Start
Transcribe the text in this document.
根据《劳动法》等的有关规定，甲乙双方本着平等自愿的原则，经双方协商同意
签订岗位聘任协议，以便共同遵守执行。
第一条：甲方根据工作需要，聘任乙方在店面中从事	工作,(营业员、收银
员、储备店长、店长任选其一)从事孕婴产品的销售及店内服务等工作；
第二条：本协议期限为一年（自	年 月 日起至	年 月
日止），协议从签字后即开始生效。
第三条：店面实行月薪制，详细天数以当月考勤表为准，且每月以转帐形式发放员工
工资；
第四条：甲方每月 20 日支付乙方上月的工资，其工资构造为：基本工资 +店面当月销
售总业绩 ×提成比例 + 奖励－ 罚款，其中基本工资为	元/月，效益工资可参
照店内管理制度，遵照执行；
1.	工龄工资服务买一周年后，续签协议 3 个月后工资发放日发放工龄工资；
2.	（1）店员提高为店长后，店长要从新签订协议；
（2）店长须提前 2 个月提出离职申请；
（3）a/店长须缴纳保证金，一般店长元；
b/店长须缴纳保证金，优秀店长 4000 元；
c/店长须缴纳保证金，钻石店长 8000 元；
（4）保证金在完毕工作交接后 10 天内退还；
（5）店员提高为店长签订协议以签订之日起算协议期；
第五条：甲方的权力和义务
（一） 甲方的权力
End
▶ _Your objective_: Write the data from above out again, exactly.

▶ _Solution for this task_:
Transcribe the text in this document.
根据《劳动法》等的有关规定，甲乙双方本着平等自愿的原则，经双方协商同意
签订岗位聘任协议，以便共同遵守执行。
第一条：甲方根据工作需要，聘任乙方在店面中从事	工作,(营业员、收银
员、储备店长、店长任选其一)从事孕婴产品的销售及店内服务等工作；
第二条：本协议期限为一年（自	年 月 日起至	年 月
日止），协议从签字后即开始生效。
第三条：店面实行月薪制，详细天数以当月考勤表为准，且每月以转帐形式发放员工
工资；
第四条：甲方每月 20 日支付乙方上月的工资，其工资构造为：基本工资 +店面当月销
售总业绩 ×提成比例 + 奖励－ 罚款，其中基本工资为	元/月，效益工资可参
照店内管理制度，遵照执行；
1.	工龄工资服务买一周年后，续签协议 3 个月后工资发放日发放工龄工资；
2.	（1）店员提高为店长后，店长要从新签订协议；
（2）店长须提前 2 个月提出离职申请；
（3）a/店长须缴纳保证金，一般店长元；
b/店长须缴纳保证金，优秀店长 4000 元；
c/店长须缴纳保证金，钻石店长 8000 元；
（4）保证金在完毕工作交接后 10 天内退还；
（5）店员提高为店长签订协议以签订之日起算协议期；
第五条：甲方的权力和义务
（一） 甲方的权力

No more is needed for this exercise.